**SELECTED EXTRACT**
┄┄┄┄┄┄

Chen feels most proud of having helped build bridges — between physics and engineering, between academia and industry, and between early discovery and real-world impact. “From my time at IBM to my years at Purdue, I have tried to work at that interface, where fundamental ideas are tested against real technology development needs.”

She’s also made her mark as an educator. “Seeing students go on to lead in industry, startups, national labs and academia is, for me, the most meaningful measure of success,” she said. “If I were to think about legacy, I would like it to be this: that I helped create platforms and communities that outlast any single project — research platforms, training pipelines and collaborations that continue to enable innovation long after I step aside.”

Chen has been highly awarded for her work. She is an IEEE Fellow, recipient of the Intel Rising Star Faculty Award, the Ruth and Joel Spira Excellence in Teaching Award and the Purdue University Excellence in Research Award. She was a university Faculty Scholar from 2017-2022.

Personal recognition aside, though, her overarching mission, through her collaboration with  all semiconductor colleagues, focuses on the larger picture — fashioning the Purdue microelectronics and nanotechnology ecosystem into “The Semiconductor University.”

“Our collective goal is to make Purdue not just a place where semiconductor research happens, but a place where industry, government and academia converge to solve national challenges — whether that is rebuilding domestic manufacturing, training the next generation workforce or accelerating innovation from discovery to market.”

A researcher in full cleanroom protective gear, including a white suit, gloves, face mask, and goggles, uses a tool near a microscope in front of dual monitors displaying semiconductor fabrication software
VIP@Birck student Nora Miqueleiz-Alonso in the Scifres Nanofabrication Laboratory in the Birck Nanotechnology Center. (Purdue University photo)

Packaging it all together

Like Lundstrom and Chen, Ganesh Subbarayan’s deep industry experience helped shape and inform his research. In his case, he worked for IBM in an electronics packaging development lab in Endicott, New York. “I chose to join IBM since I found the opportunity to solve ‘real’ engineering problems interesting,” he recalled.

The lab was filled with leaders of the electronics packaging field. His department had the largest number of mechanical engineers in the company, and its role was to solve thermomechanical challenges that arose during electronics packaging development. “I greatly enjoyed the ‘forensic’ nature of the mechanical failure problems I was asked to solve,” he said. “I am very grateful for the IBM experience, which is the foundation of my academic research career.”

His expertise in computational science is useful to today’s modeling of semiconductor packages. Historically, electronics packaging was viewed as less critical than chip fabrication, almost an afterthought. But the cost challenge of integrating transistors on ever larger sized chips has forced the industry to seek equivalent function by integrating smaller “chiplets” very close to each other so they function essentially as one large chip.

“This so-called ‘advanced’ packaging — integrating multiple chiplets in very close proximity on advanced substrates — is now a critical factor to achieving the performance, power and size goals of electronics systems at an acceptable cost,” Subbarayan said.

┄┄┄┄┄┄

**EXERCISE 1**
In the records, reproduce verbatim the section that opens with the line containing "sidebar-item-doctor-report[interactable]: Doctor Report" and closes with the line containing "calendar-day-cell[interactable]: 16 —", both lines included.
The records that follow bear no relation to the Purdue article above.

Excerpts from a layout annotation set

┄┄┄┄┄┄

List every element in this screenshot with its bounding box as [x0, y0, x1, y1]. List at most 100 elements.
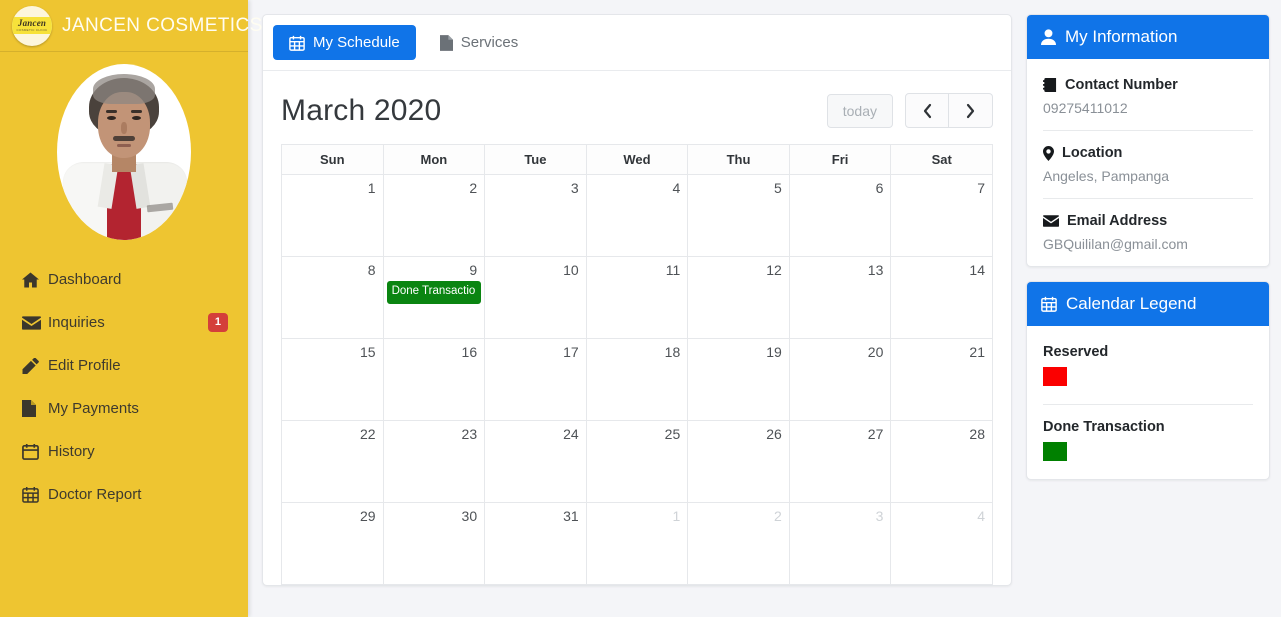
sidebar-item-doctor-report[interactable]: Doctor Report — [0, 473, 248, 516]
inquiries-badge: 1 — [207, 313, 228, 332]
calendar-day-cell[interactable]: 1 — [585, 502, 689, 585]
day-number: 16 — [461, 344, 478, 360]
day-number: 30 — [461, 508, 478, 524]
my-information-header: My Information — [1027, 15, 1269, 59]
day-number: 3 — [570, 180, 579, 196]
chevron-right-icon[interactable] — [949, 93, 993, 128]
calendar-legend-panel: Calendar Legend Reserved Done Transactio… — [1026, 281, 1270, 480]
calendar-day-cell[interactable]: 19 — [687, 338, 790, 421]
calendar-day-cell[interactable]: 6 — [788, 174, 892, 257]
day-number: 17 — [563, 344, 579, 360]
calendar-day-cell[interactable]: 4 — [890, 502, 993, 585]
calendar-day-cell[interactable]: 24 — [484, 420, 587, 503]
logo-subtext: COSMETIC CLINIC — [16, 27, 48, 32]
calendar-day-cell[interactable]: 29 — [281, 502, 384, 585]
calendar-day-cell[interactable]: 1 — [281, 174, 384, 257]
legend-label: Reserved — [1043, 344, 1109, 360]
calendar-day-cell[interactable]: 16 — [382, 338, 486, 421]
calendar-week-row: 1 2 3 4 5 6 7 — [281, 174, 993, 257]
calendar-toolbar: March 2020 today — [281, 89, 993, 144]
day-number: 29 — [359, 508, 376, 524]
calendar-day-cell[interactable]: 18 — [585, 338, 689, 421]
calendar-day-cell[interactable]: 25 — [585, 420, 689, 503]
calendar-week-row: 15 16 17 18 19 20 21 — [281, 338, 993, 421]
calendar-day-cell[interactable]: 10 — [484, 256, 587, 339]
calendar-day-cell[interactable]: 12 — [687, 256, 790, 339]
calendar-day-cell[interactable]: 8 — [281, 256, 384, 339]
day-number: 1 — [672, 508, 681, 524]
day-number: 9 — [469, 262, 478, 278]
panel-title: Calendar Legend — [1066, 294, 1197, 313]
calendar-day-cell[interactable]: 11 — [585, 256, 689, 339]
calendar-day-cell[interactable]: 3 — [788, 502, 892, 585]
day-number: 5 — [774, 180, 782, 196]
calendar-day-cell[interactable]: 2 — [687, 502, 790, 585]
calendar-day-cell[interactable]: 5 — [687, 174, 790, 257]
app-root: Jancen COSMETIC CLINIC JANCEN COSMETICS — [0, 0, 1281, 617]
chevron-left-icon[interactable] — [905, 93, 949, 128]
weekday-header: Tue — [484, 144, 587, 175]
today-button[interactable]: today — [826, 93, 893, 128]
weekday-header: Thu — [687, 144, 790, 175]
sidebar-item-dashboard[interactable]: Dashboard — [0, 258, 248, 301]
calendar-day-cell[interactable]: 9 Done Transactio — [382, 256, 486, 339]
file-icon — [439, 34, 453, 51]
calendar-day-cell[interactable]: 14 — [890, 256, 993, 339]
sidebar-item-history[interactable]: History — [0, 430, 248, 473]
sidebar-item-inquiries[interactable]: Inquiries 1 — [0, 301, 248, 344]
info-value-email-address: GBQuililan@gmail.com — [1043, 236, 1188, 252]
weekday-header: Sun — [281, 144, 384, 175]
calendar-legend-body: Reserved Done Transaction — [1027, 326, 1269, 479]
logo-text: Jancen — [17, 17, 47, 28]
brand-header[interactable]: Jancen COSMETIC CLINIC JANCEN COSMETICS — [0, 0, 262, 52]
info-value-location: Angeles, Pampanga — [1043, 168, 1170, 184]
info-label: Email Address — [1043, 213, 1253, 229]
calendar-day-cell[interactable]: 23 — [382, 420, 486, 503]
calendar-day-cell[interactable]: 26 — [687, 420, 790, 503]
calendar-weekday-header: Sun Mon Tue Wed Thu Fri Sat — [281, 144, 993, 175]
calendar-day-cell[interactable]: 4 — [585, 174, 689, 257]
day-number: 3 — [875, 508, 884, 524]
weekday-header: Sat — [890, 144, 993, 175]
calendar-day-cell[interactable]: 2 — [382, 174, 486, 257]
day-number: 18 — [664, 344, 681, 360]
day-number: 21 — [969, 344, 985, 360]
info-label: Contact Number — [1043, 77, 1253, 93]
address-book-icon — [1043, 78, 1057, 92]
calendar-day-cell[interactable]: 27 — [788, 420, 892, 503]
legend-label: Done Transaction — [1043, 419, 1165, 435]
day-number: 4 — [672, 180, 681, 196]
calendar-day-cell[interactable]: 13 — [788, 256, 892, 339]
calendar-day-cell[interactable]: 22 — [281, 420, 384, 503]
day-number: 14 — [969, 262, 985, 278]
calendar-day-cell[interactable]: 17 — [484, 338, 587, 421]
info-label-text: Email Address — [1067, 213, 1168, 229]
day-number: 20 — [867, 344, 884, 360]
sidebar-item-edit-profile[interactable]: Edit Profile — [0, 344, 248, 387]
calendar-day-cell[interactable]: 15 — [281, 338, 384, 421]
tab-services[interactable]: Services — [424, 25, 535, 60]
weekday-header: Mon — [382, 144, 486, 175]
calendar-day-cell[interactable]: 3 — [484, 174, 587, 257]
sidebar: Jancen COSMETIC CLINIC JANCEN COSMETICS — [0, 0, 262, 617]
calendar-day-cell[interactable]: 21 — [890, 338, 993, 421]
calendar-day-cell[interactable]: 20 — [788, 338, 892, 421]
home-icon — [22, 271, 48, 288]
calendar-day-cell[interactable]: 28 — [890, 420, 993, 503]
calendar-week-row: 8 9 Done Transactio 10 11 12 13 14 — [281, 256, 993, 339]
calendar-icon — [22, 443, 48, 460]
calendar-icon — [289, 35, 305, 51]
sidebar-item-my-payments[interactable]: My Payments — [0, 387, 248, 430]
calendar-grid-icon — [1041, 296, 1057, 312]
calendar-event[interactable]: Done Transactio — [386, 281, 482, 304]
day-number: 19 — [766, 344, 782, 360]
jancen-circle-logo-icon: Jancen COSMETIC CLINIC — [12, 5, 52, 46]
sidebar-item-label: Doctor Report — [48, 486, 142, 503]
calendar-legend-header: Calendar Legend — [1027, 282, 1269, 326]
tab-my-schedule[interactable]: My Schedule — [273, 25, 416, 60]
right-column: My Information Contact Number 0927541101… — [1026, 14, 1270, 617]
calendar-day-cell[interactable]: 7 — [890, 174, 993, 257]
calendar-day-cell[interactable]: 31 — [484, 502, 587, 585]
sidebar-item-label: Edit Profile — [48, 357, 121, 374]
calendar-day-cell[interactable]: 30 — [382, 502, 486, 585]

┄┄┄┄┄┄

**EXERCISE 2**
Name each award that the Purdue article says Chen has received.

**EXERCISE ANSWER 1**
sidebar-item-doctor-report[interactable]: Doctor Report — [0, 473, 248, 516]
inquiries-badge: 1 — [207, 313, 228, 332]
calendar-day-cell[interactable]: 1 — [585, 502, 689, 585]
day-number: 16 — [461, 344, 478, 360]
day-number: 30 — [461, 508, 478, 524]
my-information-header: My Information — [1027, 15, 1269, 59]
day-number: 3 — [570, 180, 579, 196]
chevron-right-icon[interactable] — [949, 93, 993, 128]
calendar-legend-panel: Calendar Legend Reserved Done Transactio… — [1026, 281, 1270, 480]
calendar-day-cell[interactable]: 19 — [687, 338, 790, 421]
calendar-day-cell[interactable]: 6 — [788, 174, 892, 257]
day-number: 17 — [563, 344, 579, 360]
calendar-day-cell[interactable]: 4 — [890, 502, 993, 585]
calendar-day-cell[interactable]: 24 — [484, 420, 587, 503]
logo-subtext: COSMETIC CLINIC — [16, 27, 48, 32]
calendar-day-cell[interactable]: 29 — [281, 502, 384, 585]
calendar-day-cell[interactable]: 1 — [281, 174, 384, 257]
legend-label: Reserved — [1043, 344, 1109, 360]
calendar-day-cell[interactable]: 16 — [382, 338, 486, 421]

**EXERCISE ANSWER 2**
- Intel Rising Star Faculty Award
- Ruth and Joel Spira Excellence in Teaching Award
- Purdue University Excellence in Research Award